# START OF RECORDED INFORMATION

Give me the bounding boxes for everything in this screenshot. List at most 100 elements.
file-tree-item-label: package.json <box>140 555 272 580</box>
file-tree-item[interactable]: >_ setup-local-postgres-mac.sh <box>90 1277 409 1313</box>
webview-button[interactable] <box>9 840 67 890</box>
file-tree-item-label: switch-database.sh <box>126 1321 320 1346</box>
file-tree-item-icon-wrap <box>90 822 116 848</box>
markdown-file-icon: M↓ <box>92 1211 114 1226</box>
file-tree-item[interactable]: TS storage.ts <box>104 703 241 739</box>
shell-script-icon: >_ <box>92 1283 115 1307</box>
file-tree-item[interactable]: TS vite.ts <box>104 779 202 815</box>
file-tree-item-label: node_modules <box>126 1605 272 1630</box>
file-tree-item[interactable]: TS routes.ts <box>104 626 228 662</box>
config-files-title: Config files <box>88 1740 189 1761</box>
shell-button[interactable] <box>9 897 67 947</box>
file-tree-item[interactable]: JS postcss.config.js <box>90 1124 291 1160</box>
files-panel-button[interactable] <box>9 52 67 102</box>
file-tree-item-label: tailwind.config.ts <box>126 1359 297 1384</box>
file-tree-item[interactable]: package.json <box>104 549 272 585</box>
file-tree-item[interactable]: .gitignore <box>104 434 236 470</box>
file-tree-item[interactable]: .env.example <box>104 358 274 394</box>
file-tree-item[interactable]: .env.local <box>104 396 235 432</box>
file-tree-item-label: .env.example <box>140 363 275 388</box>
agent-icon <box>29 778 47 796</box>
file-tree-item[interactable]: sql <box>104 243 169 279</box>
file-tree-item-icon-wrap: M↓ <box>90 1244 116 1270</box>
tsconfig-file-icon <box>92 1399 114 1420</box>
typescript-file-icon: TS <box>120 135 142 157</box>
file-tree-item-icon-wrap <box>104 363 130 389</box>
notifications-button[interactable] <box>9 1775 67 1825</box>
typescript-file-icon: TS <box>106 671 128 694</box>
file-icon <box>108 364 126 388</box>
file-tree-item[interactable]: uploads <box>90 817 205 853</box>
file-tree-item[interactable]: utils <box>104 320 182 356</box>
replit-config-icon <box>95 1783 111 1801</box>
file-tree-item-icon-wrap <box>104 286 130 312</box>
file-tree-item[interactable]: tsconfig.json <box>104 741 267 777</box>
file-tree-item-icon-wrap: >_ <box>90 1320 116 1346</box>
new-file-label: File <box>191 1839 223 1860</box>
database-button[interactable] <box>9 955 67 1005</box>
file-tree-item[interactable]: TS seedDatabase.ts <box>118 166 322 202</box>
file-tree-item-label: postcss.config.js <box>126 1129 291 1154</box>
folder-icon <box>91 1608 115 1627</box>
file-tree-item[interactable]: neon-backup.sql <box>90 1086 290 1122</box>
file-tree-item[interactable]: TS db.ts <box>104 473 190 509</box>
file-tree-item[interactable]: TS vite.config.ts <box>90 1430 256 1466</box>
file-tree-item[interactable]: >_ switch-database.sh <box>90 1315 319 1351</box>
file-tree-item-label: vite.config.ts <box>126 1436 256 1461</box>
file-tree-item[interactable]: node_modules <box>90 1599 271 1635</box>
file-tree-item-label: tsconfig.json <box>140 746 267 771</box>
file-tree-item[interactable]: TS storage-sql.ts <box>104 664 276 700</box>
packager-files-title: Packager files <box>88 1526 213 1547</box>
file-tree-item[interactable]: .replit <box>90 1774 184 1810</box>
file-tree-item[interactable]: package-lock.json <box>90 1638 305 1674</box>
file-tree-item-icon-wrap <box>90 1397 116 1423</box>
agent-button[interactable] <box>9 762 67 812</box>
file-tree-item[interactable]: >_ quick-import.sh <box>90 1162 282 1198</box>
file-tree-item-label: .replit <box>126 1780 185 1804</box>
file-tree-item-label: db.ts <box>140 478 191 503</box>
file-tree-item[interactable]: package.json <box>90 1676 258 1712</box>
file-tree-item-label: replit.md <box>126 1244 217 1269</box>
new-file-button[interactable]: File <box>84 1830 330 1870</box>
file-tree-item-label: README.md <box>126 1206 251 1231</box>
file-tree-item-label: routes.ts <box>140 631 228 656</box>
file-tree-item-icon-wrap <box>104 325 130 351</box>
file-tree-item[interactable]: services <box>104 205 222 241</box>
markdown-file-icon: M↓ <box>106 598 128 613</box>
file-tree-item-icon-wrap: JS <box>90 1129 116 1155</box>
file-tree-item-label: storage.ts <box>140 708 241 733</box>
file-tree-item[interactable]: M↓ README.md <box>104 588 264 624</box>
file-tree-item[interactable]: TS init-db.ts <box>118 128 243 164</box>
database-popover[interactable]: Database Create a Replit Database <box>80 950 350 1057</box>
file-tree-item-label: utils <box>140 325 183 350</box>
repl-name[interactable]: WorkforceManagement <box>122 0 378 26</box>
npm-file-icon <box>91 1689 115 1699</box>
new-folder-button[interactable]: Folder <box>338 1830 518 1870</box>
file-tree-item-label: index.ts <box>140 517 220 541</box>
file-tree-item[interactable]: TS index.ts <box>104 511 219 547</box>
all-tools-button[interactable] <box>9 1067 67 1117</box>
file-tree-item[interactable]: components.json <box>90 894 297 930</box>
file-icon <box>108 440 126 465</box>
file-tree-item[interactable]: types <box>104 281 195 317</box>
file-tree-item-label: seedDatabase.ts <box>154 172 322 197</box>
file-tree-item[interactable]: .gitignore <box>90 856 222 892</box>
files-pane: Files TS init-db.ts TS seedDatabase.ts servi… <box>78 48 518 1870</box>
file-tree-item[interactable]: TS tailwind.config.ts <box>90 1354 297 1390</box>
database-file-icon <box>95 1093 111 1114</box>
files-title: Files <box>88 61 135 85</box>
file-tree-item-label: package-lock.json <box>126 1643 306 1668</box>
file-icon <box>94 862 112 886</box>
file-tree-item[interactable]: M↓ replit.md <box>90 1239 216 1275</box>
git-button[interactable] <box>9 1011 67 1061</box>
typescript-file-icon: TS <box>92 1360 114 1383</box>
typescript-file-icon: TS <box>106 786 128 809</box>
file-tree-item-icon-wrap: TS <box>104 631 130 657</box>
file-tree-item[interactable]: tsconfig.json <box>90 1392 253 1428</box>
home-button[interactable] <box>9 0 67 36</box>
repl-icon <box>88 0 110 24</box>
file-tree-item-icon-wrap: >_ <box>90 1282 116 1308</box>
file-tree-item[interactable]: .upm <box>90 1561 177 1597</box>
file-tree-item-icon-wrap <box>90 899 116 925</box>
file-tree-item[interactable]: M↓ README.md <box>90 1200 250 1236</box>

# END OF RECORDED INFORMATION

• PROBLEM STATEMENT
Please set out every line of the data above as a Markdown table with two columns, No. and Text, and skip any blank lines.

• ANSWER TO THE TASK
| No. | Text |
|---|---|
| 1 | Give me the bounding boxes for everything in this screenshot. List at most 100 elements. |
| 2 | file-tree-item-label: package.json <box>140 555 272 580</box> |
| 3 | file-tree-item[interactable]: >_ setup-local-postgres-mac.sh <box>90 1277 409 1313</box> |
| 4 | webview-button[interactable] <box>9 840 67 890</box> |
| 5 | file-tree-item-label: switch-database.sh <box>126 1321 320 1346</box> |
| 6 | file-tree-item-icon-wrap <box>90 822 116 848</box> |
| 7 | markdown-file-icon: M↓ <box>92 1211 114 1226</box> |
| 8 | file-tree-item[interactable]: TS storage.ts <box>104 703 241 739</box> |
| 9 | shell-script-icon: >_ <box>92 1283 115 1307</box> |
| 10 | file-tree-item[interactable]: TS vite.ts <box>104 779 202 815</box> |
| 11 | file-tree-item-label: node_modules <box>126 1605 272 1630</box> |
| 12 | file-tree-item[interactable]: TS routes.ts <box>104 626 228 662</box> |
| 13 | config-files-title: Config files <box>88 1740 189 1761</box> |
| 14 | shell-button[interactable] <box>9 897 67 947</box> |
| 15 | file-tree-item[interactable]: JS postcss.config.js <box>90 1124 291 1160</box> |
| 16 | files-panel-button[interactable] <box>9 52 67 102</box> |
| 17 | file-tree-item-label: tailwind.config.ts <box>126 1359 297 1384</box> |
| 18 | file-tree-item[interactable]: package.json <box>104 549 272 585</box> |
| 19 | file-tree-item[interactable]: .gitignore <box>104 434 236 470</box> |
| 20 | file-tree-item[interactable]: .env.example <box>104 358 274 394</box> |
| 21 | file-tree-item[interactable]: .env.local <box>104 396 235 432</box> |
| 22 | file-tree-item-label: .env.example <box>140 363 275 388</box> |
| 23 | agent-icon <box>29 778 47 796</box> |
| 24 | file-tree-item[interactable]: sql <box>104 243 169 279</box> |
| 25 | file-tree-item-icon-wrap: M↓ <box>90 1244 116 1270</box> |
| 26 | tsconfig-file-icon <box>92 1399 114 1420</box> |
| 27 | typescript-file-icon: TS <box>120 135 142 157</box> |
| 28 | file-tree-item-icon-wrap <box>104 363 130 389</box> |
| 29 | notifications-button[interactable] <box>9 1775 67 1825</box> |
| 30 | typescript-file-icon: TS <box>106 671 128 694</box> |
| 31 | file-icon <box>108 364 126 388</box> |
| 32 | file-tree-item[interactable]: uploads <box>90 817 205 853</box> |
| 33 | file-tree-item[interactable]: utils <box>104 320 182 356</box> |
| 34 | replit-config-icon <box>95 1783 111 1801</box> |
| 35 | file-tree-item-icon-wrap <box>104 286 130 312</box> |
| 36 | file-tree-item[interactable]: tsconfig.json <box>104 741 267 777</box> |
| 37 | file-tree-item-icon-wrap: >_ <box>90 1320 116 1346</box> |
| 38 | new-file-label: File <box>191 1839 223 1860</box> |
| 39 | database-button[interactable] <box>9 955 67 1005</box> |
| 40 | file-tree-item[interactable]: TS seedDatabase.ts <box>118 166 322 202</box> |
| 41 | file-tree-item-label: postcss.config.js <box>126 1129 291 1154</box> |
| 42 | folder-icon <box>91 1608 115 1627</box> |
| 43 | file-tree-item[interactable]: neon-backup.sql <box>90 1086 290 1122</box> |
| 44 | file-tree-item[interactable]: TS db.ts <box>104 473 190 509</box> |
| 45 | file-tree-item[interactable]: TS vite.config.ts <box>90 1430 256 1466</box> |
| 46 | file-tree-item[interactable]: >_ switch-database.sh <box>90 1315 319 1351</box> |
| 47 | file-tree-item-label: vite.config.ts <box>126 1436 256 1461</box> |
| 48 | file-tree-item[interactable]: node_modules <box>90 1599 271 1635</box> |
| 49 | file-tree-item-label: tsconfig.json <box>140 746 267 771</box> |
| 50 | file-tree-item[interactable]: TS storage-sql.ts <box>104 664 276 700</box> |
| 51 | packager-files-title: Packager files <box>88 1526 213 1547</box> |
| 52 | file-tree-item[interactable]: .replit <box>90 1774 184 1810</box> |
| 53 | file-tree-item[interactable]: package-lock.json <box>90 1638 305 1674</box> |
| 54 | file-tree-item-icon-wrap <box>90 1397 116 1423</box> |
| 55 | agent-button[interactable] <box>9 762 67 812</box> |
| 56 | file-tree-item[interactable]: >_ quick-import.sh <box>90 1162 282 1198</box> |
| 57 | file-tree-item-label: .replit <box>126 1780 185 1804</box> |
| 58 | file-tree-item-label: db.ts <box>140 478 191 503</box> |
| 59 | file-tree-item[interactable]: package.json <box>90 1676 258 1712</box> |
| 60 | file-tree-item-label: replit.md <box>126 1244 217 1269</box> |
| 61 | new-file-button[interactable]: File <box>84 1830 330 1870</box> |
| 62 | file-tree-item-label: README.md <box>126 1206 251 1231</box> |
| 63 | file-tree-item-label: routes.ts <box>140 631 228 656</box> |
| 64 | file-tree-item-icon-wrap <box>104 325 130 351</box> |
| 65 | file-tree-item[interactable]: services <box>104 205 222 241</box> |
| 66 | markdown-file-icon: M↓ <box>106 598 128 613</box> |
| 67 | file-tree-item-icon-wrap: JS <box>90 1129 116 1155</box> |
| 68 | file-tree-item-label: storage.ts <box>140 708 241 733</box> |
| 69 | file-tree-item[interactable]: M↓ README.md <box>104 588 264 624</box> |
| 70 | file-tree-item[interactable]: TS init-db.ts <box>118 128 243 164</box> |
| 71 | database-popover[interactable]: Database Create a Replit Database <box>80 950 350 1057</box> |
| 72 | file-tree-item-label: utils <box>140 325 183 350</box> |
| 73 | repl-name[interactable]: WorkforceManagement <box>122 0 378 26</box> |
| 74 | npm-file-icon <box>91 1689 115 1699</box> |
| 75 | new-folder-button[interactable]: Folder <box>338 1830 518 1870</box> |
| 76 | file-tree-item-label: index.ts <box>140 517 220 541</box> |
| 77 | file-tree-item[interactable]: TS index.ts <box>104 511 219 547</box> |
| 78 | all-tools-button[interactable] <box>9 1067 67 1117</box> |
| 79 | file-tree-item[interactable]: components.json <box>90 894 297 930</box> |
| 80 | file-icon <box>108 440 126 465</box> |
| 81 | file-tree-item[interactable]: types <box>104 281 195 317</box> |
| 82 | file-tree-item-label: seedDatabase.ts <box>154 172 322 197</box> |
| 83 | file-tree-item[interactable]: .gitignore <box>90 856 222 892</box> |
| 84 | files-pane: Files TS init-db.ts TS seedDatabase.ts servi… <box>78 48 518 1870</box> |
| 85 | file-tree-item[interactable]: TS tailwind.config.ts <box>90 1354 297 1390</box> |
| 86 | database-file-icon <box>95 1093 111 1114</box> |
| 87 | files-title: Files <box>88 61 135 85</box> |
| 88 | file-tree-item-label: package-lock.json <box>126 1643 306 1668</box> |
| 89 | file-icon <box>94 862 112 886</box> |
| 90 | file-tree-item[interactable]: M↓ replit.md <box>90 1239 216 1275</box> |
| 91 | git-button[interactable] <box>9 1011 67 1061</box> |
| 92 | typescript-file-icon: TS <box>92 1360 114 1383</box> |
| 93 | typescript-file-icon: TS <box>106 786 128 809</box> |
| 94 | file-tree-item-icon-wrap: TS <box>104 631 130 657</box> |
| 95 | file-tree-item[interactable]: tsconfig.json <box>90 1392 253 1428</box> |
| 96 | home-button[interactable] <box>9 0 67 36</box> |
| 97 | repl-icon <box>88 0 110 24</box> |
| 98 | file-tree-item-icon-wrap: >_ <box>90 1282 116 1308</box> |
| 99 | file-tree-item[interactable]: .upm <box>90 1561 177 1597</box> |
| 100 | file-tree-item-icon-wrap <box>90 899 116 925</box> |
| 101 | file-tree-item[interactable]: M↓ README.md <box>90 1200 250 1236</box> |